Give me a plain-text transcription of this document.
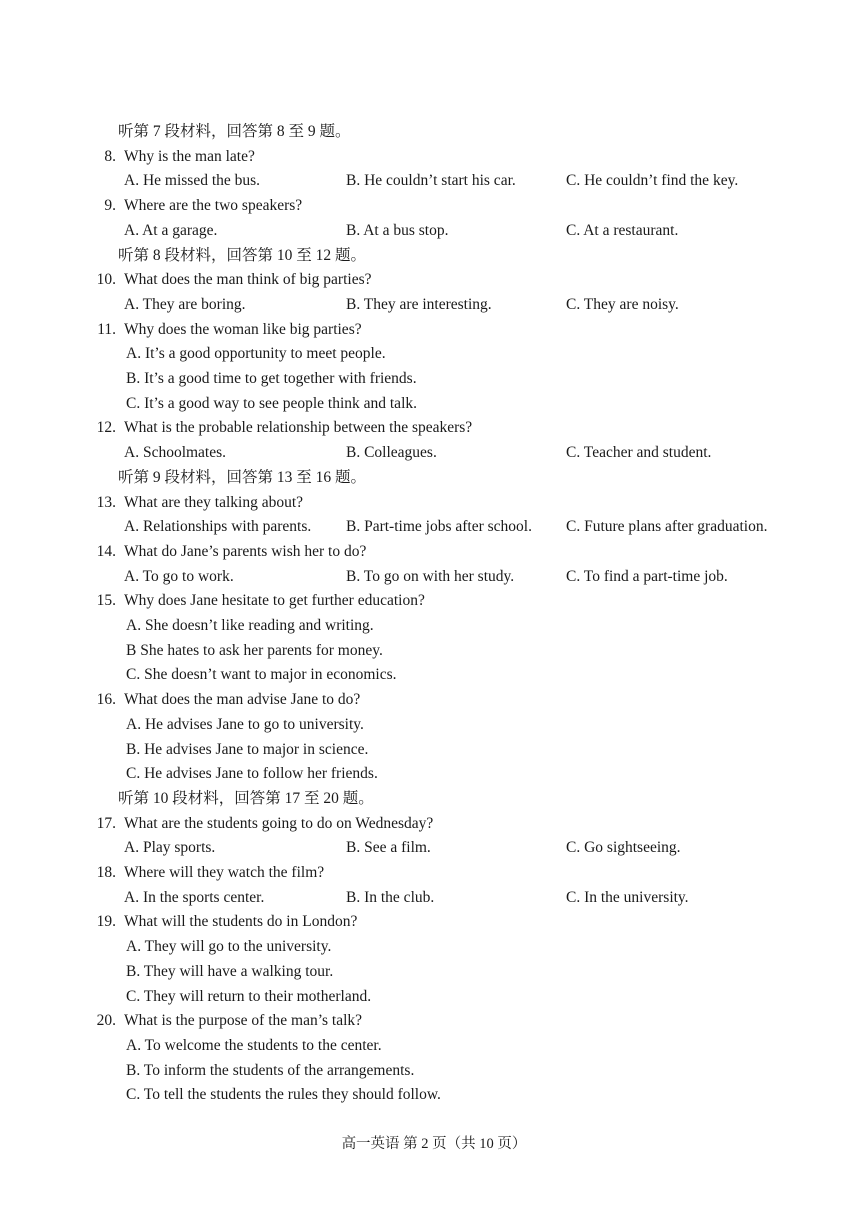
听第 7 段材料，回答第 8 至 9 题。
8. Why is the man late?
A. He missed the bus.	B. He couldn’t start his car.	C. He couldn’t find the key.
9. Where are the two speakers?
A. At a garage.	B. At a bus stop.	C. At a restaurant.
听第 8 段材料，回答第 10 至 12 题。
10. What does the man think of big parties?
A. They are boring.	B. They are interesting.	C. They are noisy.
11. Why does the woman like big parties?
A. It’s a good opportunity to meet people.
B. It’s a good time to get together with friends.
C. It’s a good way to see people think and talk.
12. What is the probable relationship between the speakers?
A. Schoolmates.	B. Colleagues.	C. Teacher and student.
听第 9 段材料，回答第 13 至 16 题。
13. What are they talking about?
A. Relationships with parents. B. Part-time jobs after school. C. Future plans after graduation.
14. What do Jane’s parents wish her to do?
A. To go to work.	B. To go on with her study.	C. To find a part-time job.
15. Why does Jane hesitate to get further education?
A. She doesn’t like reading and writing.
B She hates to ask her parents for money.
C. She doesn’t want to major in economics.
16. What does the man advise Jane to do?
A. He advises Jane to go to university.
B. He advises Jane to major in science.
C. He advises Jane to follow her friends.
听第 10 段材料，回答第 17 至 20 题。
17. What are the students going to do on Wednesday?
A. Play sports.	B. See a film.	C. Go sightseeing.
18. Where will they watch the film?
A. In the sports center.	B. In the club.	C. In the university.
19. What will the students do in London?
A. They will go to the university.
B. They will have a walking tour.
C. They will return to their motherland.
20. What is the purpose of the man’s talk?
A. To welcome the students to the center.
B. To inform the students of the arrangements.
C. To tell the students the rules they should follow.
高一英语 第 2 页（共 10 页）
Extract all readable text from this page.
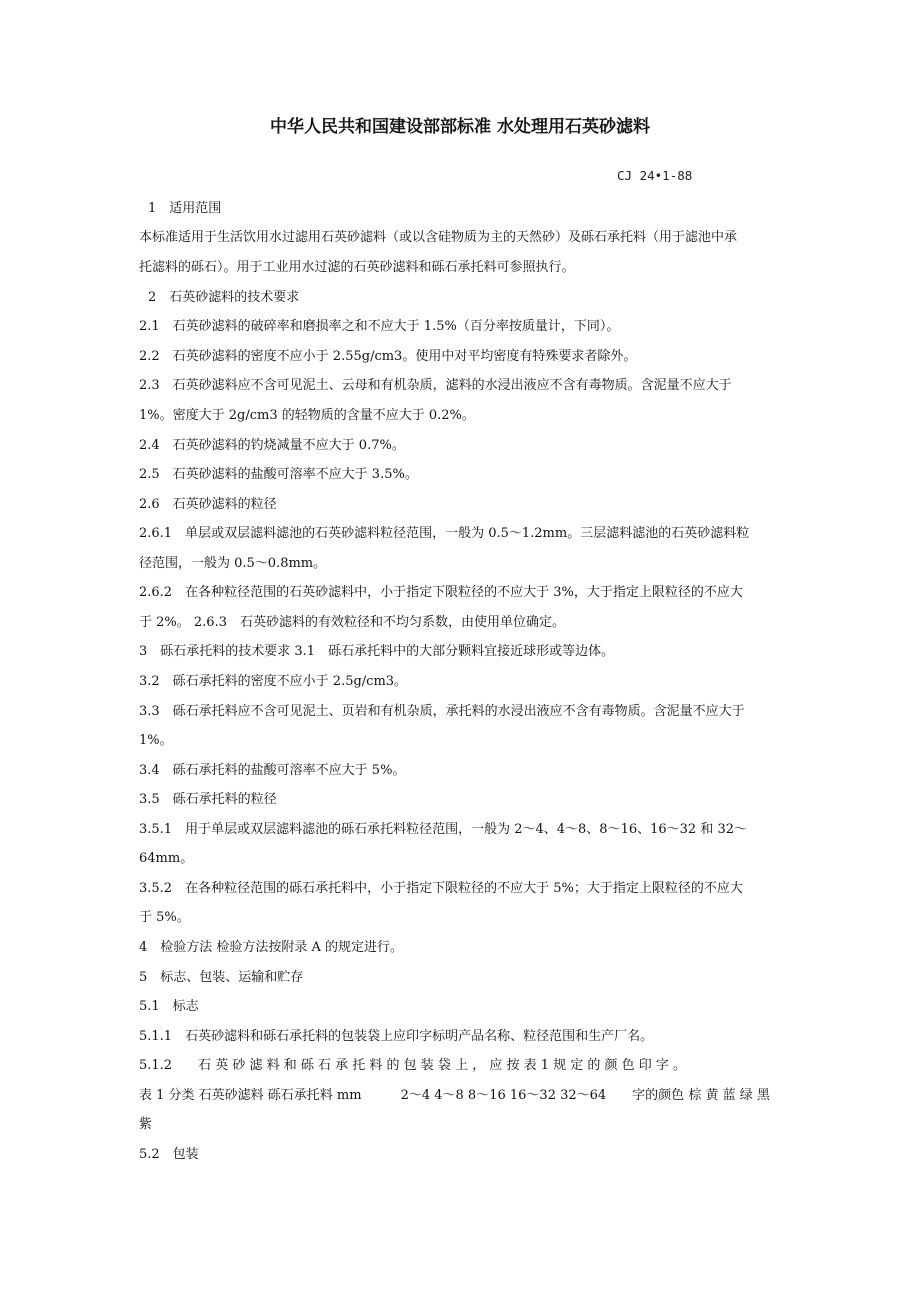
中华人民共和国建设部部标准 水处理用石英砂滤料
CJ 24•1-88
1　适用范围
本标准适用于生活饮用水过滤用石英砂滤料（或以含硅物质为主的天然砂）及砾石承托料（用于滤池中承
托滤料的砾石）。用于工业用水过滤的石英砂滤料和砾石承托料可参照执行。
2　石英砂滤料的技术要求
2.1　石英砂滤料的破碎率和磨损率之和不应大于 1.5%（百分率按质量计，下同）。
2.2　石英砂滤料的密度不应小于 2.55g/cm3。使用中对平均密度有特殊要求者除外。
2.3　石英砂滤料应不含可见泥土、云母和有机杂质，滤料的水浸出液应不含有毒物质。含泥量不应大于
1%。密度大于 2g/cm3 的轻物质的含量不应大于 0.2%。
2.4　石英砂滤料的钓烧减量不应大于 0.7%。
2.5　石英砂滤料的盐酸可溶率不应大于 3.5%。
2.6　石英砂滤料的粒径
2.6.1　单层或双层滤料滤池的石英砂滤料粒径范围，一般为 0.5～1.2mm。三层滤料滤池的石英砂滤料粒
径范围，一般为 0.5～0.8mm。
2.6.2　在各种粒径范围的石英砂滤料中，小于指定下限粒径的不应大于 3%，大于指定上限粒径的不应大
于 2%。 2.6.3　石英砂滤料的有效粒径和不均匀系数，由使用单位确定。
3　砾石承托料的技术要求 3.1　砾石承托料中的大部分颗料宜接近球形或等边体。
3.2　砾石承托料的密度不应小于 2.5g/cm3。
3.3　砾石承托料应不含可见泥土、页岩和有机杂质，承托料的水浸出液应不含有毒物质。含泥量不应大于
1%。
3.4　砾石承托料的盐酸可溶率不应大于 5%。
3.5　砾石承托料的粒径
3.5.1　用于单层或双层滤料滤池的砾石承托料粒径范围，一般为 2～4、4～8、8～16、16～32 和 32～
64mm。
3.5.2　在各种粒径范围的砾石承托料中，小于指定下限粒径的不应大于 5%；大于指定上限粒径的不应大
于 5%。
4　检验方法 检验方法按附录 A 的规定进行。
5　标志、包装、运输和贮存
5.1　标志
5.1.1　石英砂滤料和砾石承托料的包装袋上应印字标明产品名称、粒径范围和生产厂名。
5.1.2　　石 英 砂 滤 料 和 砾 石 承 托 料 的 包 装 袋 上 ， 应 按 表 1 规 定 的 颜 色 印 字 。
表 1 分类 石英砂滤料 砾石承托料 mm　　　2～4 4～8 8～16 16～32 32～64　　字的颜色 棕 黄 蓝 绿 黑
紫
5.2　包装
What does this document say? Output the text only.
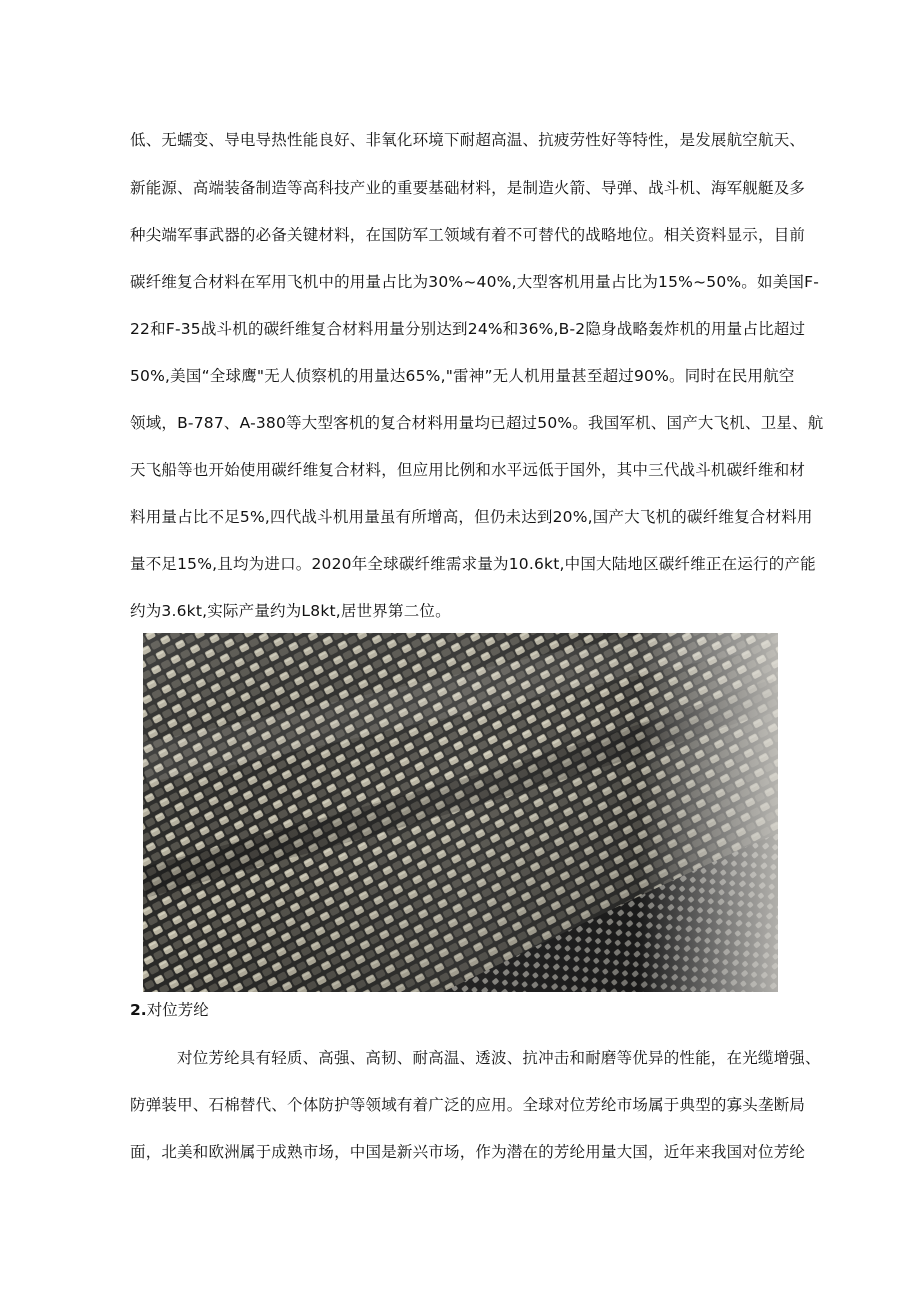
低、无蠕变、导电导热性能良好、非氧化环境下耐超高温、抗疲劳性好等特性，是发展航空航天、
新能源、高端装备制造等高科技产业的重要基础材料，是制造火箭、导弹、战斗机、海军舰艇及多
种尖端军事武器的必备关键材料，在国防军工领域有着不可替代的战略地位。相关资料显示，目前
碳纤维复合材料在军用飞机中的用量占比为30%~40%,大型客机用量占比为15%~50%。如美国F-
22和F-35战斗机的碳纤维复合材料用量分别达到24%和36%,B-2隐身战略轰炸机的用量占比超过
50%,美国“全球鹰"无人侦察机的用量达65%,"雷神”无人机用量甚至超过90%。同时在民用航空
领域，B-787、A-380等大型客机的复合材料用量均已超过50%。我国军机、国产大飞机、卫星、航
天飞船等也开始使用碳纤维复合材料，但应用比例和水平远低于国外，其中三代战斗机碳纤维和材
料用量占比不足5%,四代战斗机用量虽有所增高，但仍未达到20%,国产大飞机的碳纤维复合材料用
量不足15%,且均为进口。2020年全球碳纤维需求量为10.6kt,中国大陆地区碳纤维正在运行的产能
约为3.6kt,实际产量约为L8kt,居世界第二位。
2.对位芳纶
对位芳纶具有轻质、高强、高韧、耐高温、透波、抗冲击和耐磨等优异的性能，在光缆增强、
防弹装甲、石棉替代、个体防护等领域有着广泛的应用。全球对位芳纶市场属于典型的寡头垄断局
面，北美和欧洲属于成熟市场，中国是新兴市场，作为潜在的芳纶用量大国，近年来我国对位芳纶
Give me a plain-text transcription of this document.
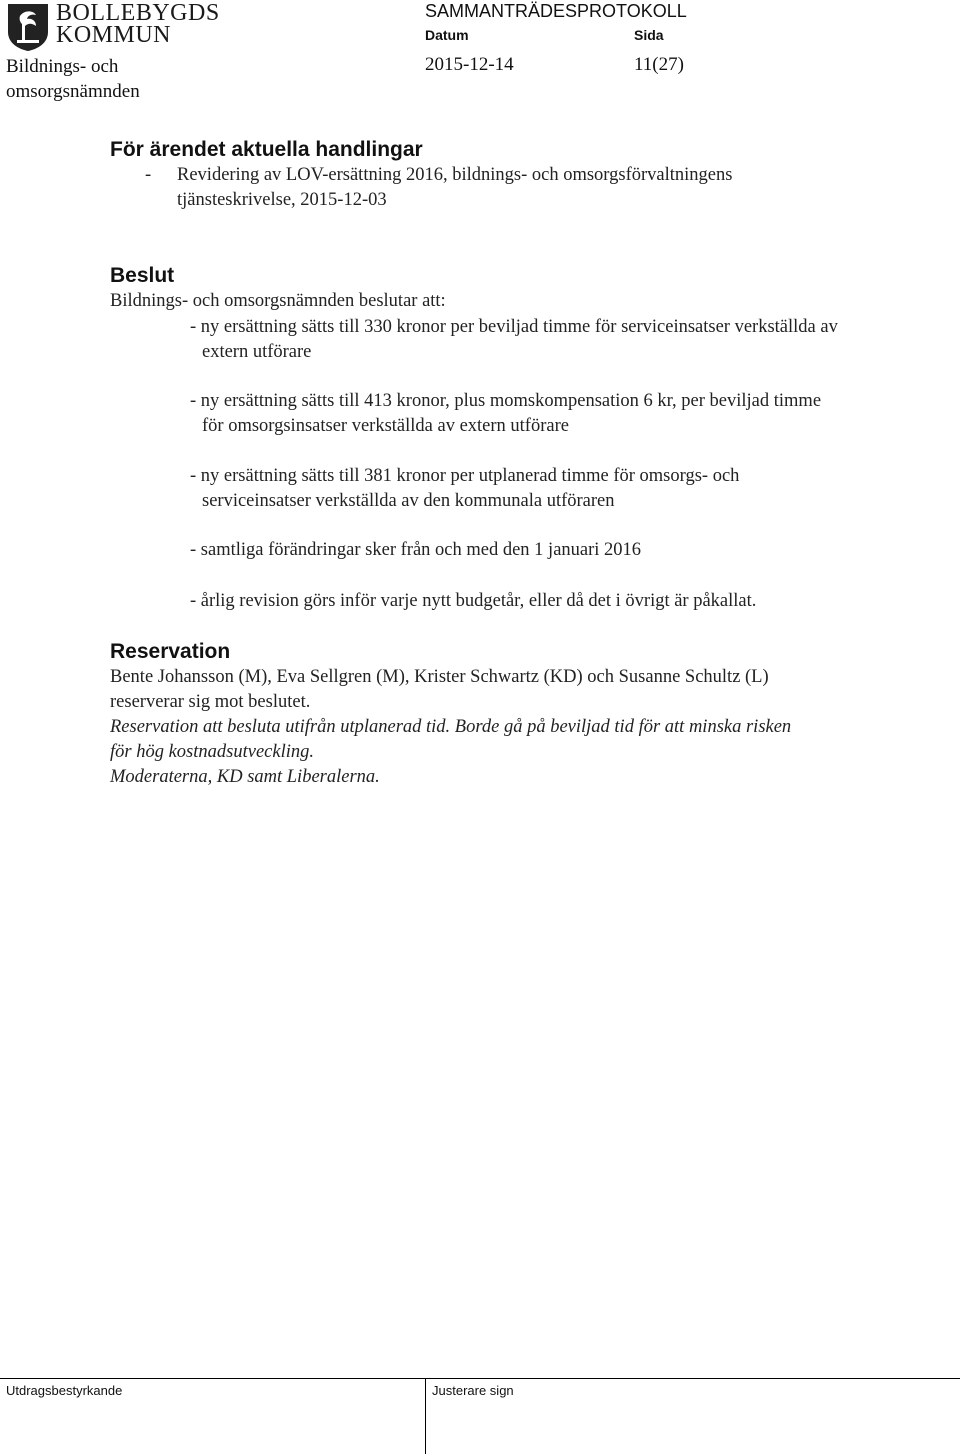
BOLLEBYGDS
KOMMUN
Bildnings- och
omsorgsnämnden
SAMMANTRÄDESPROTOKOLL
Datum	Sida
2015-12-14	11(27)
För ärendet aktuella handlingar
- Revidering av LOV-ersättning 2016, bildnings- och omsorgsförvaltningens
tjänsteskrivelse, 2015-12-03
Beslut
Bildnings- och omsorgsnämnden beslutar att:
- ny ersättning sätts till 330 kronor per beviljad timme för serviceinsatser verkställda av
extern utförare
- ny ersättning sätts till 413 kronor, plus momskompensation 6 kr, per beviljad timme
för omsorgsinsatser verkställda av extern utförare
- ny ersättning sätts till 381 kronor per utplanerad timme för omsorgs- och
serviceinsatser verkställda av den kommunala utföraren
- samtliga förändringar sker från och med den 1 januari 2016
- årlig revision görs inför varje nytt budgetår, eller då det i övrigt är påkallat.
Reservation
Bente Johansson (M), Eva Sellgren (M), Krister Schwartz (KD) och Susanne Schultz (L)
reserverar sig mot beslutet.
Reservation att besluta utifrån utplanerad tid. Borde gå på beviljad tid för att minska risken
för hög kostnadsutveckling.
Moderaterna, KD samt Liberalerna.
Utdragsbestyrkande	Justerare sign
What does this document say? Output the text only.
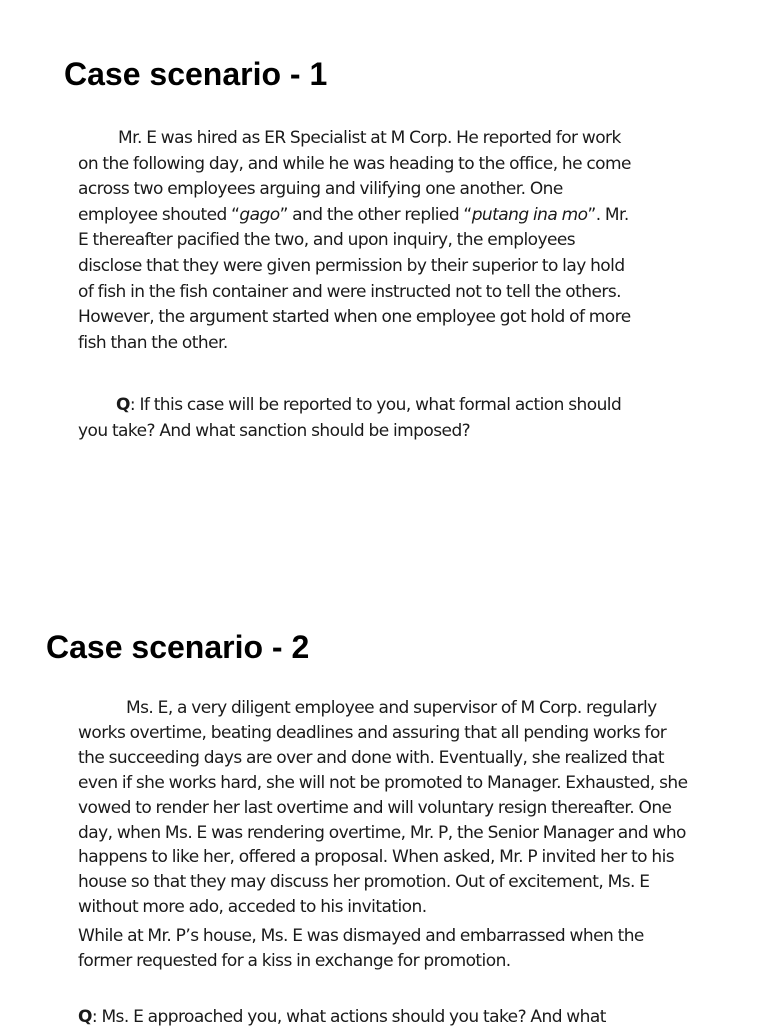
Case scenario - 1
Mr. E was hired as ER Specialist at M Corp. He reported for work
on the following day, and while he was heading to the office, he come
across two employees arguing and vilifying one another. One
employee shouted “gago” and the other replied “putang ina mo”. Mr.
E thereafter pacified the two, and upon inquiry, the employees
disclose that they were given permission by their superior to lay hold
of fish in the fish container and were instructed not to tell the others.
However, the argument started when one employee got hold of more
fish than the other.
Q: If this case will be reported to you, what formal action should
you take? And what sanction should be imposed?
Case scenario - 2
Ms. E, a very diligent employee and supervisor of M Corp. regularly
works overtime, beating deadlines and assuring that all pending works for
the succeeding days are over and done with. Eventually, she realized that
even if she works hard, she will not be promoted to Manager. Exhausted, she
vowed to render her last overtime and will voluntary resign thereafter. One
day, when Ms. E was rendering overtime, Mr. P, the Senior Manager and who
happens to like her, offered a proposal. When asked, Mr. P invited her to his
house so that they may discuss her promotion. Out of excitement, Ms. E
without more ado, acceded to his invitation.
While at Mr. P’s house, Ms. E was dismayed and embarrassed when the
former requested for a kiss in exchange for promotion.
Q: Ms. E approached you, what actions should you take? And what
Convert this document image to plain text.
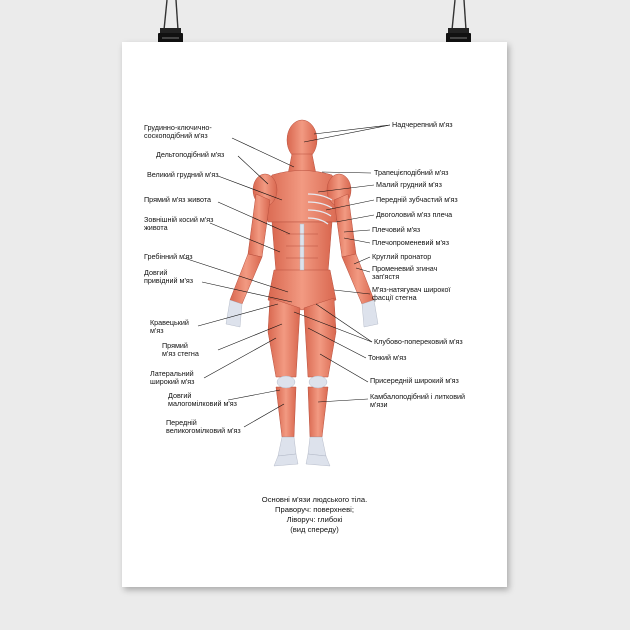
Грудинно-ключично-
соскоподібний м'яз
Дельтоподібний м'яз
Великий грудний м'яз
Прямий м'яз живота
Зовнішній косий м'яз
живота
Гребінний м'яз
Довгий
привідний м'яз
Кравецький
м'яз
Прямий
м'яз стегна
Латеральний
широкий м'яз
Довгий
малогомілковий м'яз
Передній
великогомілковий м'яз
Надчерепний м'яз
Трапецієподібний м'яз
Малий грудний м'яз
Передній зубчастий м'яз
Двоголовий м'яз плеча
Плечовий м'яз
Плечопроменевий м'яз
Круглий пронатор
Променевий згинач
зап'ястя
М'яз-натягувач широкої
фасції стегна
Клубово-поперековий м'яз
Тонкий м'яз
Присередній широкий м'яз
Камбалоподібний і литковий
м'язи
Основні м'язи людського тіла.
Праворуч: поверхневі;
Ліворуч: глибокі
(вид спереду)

# # #

▸ TASK STATEMENT
In the listing, find every line containing the word "小于指定下限粒径的不应大于" and list it.

▸ RESULT
2.6.2　在各种粒径范围的石英砂滤料中，小于指定下限粒径的不应大于 3%，大于指定上限粒径的不应大
3.5.2　在各种粒径范围的砾石承托料中，小于指定下限粒径的不应大于 5%；大于指定上限粒径的不应大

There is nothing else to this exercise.